▸ **Input rows**
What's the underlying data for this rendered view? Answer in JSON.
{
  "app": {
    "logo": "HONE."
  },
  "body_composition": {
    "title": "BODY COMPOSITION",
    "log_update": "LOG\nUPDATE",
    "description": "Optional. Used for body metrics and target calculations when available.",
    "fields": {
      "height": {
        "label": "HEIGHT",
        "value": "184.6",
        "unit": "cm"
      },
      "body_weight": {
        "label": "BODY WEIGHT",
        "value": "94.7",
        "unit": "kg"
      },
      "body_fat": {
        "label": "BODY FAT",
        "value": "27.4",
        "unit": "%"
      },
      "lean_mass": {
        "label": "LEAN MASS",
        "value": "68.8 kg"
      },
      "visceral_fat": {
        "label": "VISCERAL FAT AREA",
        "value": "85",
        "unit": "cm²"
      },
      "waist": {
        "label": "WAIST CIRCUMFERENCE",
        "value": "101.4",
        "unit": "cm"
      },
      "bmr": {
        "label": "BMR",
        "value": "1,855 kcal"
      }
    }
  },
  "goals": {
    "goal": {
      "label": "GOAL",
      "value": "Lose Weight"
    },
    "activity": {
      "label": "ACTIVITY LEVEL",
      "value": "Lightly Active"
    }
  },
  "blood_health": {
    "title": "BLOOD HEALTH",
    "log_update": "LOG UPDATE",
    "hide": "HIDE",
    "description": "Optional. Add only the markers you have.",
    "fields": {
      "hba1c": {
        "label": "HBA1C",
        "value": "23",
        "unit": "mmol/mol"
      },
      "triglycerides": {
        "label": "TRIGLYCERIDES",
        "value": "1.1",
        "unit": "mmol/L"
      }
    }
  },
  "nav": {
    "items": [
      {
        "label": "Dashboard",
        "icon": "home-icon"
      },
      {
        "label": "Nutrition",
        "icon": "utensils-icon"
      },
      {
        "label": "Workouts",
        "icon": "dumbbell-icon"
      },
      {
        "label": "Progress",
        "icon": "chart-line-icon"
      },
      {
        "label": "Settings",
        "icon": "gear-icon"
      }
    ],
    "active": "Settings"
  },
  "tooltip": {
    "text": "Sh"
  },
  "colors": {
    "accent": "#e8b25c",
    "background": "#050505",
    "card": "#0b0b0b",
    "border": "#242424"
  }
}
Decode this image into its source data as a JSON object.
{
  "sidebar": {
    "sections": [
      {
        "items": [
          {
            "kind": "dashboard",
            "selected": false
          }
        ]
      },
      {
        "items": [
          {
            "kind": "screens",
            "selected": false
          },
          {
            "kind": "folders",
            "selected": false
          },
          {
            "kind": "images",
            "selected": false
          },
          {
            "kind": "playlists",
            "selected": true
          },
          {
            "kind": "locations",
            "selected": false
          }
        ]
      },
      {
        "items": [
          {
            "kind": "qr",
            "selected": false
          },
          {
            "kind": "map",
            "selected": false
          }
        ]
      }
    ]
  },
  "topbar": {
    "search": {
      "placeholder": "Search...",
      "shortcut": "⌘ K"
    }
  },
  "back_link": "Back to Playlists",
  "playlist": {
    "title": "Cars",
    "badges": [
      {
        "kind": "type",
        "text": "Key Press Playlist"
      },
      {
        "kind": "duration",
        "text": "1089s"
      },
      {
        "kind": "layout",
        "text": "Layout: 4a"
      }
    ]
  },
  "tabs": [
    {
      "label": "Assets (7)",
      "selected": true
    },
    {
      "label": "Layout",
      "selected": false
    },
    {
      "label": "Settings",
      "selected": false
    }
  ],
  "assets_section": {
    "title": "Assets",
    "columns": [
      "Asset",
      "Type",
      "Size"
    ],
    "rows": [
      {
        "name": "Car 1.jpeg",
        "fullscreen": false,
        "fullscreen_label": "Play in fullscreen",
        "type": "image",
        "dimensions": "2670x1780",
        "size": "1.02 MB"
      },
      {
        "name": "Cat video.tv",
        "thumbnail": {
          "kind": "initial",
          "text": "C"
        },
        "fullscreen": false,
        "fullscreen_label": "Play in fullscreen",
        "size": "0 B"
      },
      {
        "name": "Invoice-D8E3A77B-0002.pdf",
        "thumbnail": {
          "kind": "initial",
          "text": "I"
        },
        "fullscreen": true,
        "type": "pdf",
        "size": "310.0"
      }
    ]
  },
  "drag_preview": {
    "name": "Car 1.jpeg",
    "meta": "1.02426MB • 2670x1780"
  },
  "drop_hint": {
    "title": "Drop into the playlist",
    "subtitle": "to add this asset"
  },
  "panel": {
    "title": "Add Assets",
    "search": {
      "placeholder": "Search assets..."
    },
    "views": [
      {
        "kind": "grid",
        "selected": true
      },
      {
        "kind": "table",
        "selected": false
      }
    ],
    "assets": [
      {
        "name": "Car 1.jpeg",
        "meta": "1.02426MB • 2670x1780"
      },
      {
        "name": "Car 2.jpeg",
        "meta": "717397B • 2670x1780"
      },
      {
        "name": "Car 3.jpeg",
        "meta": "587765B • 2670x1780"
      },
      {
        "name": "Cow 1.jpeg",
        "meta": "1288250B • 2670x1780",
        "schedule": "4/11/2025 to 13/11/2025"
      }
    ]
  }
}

▸ **Exercise details**
Repeat all the records. Match each line exactly.

▸ **Reply**
What's the underlying data for this rendered view? Answer in JSON.
{
  "app": {
    "logo": "HONE."
  },
  "body_composition": {
    "title": "BODY COMPOSITION",
    "log_update": "LOG\nUPDATE",
    "description": "Optional. Used for body metrics and target calculations when available.",
    "fields": {
      "height": {
        "label": "HEIGHT",
        "value": "184.6",
        "unit": "cm"
      },
      "body_weight": {
        "label": "BODY WEIGHT",
        "value": "94.7",
        "unit": "kg"
      },
      "body_fat": {
        "label": "BODY FAT",
        "value": "27.4",
        "unit": "%"
      },
      "lean_mass": {
        "label": "LEAN MASS",
        "value": "68.8 kg"
      },
      "visceral_fat": {
        "label": "VISCERAL FAT AREA",
        "value": "85",
        "unit": "cm²"
      },
      "waist": {
        "label": "WAIST CIRCUMFERENCE",
        "value": "101.4",
        "unit": "cm"
      },
      "bmr": {
        "label": "BMR",
        "value": "1,855 kcal"
      }
    }
  },
  "goals": {
    "goal": {
      "label": "GOAL",
      "value": "Lose Weight"
    },
    "activity": {
      "label": "ACTIVITY LEVEL",
      "value": "Lightly Active"
    }
  },
  "blood_health": {
    "title": "BLOOD HEALTH",
    "log_update": "LOG UPDATE",
    "hide": "HIDE",
    "description": "Optional. Add only the markers you have.",
    "fields": {
      "hba1c": {
        "label": "HBA1C",
        "value": "23",
        "unit": "mmol/mol"
      },
      "triglycerides": {
        "label": "TRIGLYCERIDES",
        "value": "1.1",
        "unit": "mmol/L"
      }
    }
  },
  "nav": {
    "items": [
      {
        "label": "Dashboard",
        "icon": "home-icon"
      },
      {
        "label": "Nutrition",
        "icon": "utensils-icon"
      },
      {
        "label": "Workouts",
        "icon": "dumbbell-icon"
      },
      {
        "label": "Progress",
        "icon": "chart-line-icon"
      },
      {
        "label": "Settings",
        "icon": "gear-icon"
      }
    ],
    "active": "Settings"
  },
  "tooltip": {
    "text": "Sh"
  },
  "colors": {
    "accent": "#e8b25c",
    "background": "#050505",
    "card": "#0b0b0b",
    "border": "#242424"
  }
}
Decode this image into its source data as a JSON object.
{
  "sidebar": {
    "sections": [
      {
        "items": [
          {
            "kind": "dashboard",
            "selected": false
          }
        ]
      },
      {
        "items": [
          {
            "kind": "screens",
            "selected": false
          },
          {
            "kind": "folders",
            "selected": false
          },
          {
            "kind": "images",
            "selected": false
          },
          {
            "kind": "playlists",
            "selected": true
          },
          {
            "kind": "locations",
            "selected": false
          }
        ]
      },
      {
        "items": [
          {
            "kind": "qr",
            "selected": false
          },
          {
            "kind": "map",
            "selected": false
          }
        ]
      }
    ]
  },
  "topbar": {
    "search": {
      "placeholder": "Search...",
      "shortcut": "⌘ K"
    }
  },
  "back_link": "Back to Playlists",
  "playlist": {
    "title": "Cars",
    "badges": [
      {
        "kind": "type",
        "text": "Key Press Playlist"
      },
      {
        "kind": "duration",
        "text": "1089s"
      },
      {
        "kind": "layout",
        "text": "Layout: 4a"
      }
    ]
  },
  "tabs": [
    {
      "label": "Assets (7)",
      "selected": true
    },
    {
      "label": "Layout",
      "selected": false
    },
    {
      "label": "Settings",
      "selected": false
    }
  ],
  "assets_section": {
    "title": "Assets",
    "columns": [
      "Asset",
      "Type",
      "Size"
    ],
    "rows": [
      {
        "name": "Car 1.jpeg",
        "fullscreen": false,
        "fullscreen_label": "Play in fullscreen",
        "type": "image",
        "dimensions": "2670x1780",
        "size": "1.02 MB"
      },
      {
        "name": "Cat video.tv",
        "thumbnail": {
          "kind": "initial",
          "text": "C"
        },
        "fullscreen": false,
        "fullscreen_label": "Play in fullscreen",
        "size": "0 B"
      },
      {
        "name": "Invoice-D8E3A77B-0002.pdf",
        "thumbnail": {
          "kind": "initial",
          "text": "I"
        },
        "fullscreen": true,
        "type": "pdf",
        "size": "310.0"
      }
    ]
  },
  "drag_preview": {
    "name": "Car 1.jpeg",
    "meta": "1.02426MB • 2670x1780"
  },
  "drop_hint": {
    "title": "Drop into the playlist",
    "subtitle": "to add this asset"
  },
  "panel": {
    "title": "Add Assets",
    "search": {
      "placeholder": "Search assets..."
    },
    "views": [
      {
        "kind": "grid",
        "selected": true
      },
      {
        "kind": "table",
        "selected": false
      }
    ],
    "assets": [
      {
        "name": "Car 1.jpeg",
        "meta": "1.02426MB • 2670x1780"
      },
      {
        "name": "Car 2.jpeg",
        "meta": "717397B • 2670x1780"
      },
      {
        "name": "Car 3.jpeg",
        "meta": "587765B • 2670x1780"
      },
      {
        "name": "Cow 1.jpeg",
        "meta": "1288250B • 2670x1780",
        "schedule": "4/11/2025 to 13/11/2025"
      }
    ]
  }
}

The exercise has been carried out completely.